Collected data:
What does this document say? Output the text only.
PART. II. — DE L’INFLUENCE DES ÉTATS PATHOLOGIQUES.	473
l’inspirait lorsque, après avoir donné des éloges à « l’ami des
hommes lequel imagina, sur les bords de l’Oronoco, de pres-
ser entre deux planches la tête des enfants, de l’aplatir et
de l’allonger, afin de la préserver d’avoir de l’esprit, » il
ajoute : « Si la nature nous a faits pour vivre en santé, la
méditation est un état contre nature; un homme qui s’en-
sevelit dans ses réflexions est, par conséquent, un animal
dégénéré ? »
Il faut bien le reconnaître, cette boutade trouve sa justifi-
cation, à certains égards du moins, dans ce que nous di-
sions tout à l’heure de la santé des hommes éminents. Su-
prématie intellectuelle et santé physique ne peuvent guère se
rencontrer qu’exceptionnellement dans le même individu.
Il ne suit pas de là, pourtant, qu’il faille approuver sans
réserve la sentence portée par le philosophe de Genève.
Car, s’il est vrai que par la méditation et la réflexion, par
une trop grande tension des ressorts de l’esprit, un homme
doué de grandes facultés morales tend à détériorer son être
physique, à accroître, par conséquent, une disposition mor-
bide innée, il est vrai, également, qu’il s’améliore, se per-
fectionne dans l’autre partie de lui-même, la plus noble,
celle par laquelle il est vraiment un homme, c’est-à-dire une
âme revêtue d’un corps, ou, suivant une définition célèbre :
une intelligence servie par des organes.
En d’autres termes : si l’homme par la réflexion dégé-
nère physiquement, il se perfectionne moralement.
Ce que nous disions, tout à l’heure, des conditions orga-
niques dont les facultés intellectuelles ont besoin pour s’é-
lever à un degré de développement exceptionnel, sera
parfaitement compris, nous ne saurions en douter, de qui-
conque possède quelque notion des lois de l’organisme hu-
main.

■ EXERCISE BRIEF ■
Check each line in the listing above for the string "méditation", then report how many lines contain it, with no other text.

■ EXPECTED OUTPUT ■
2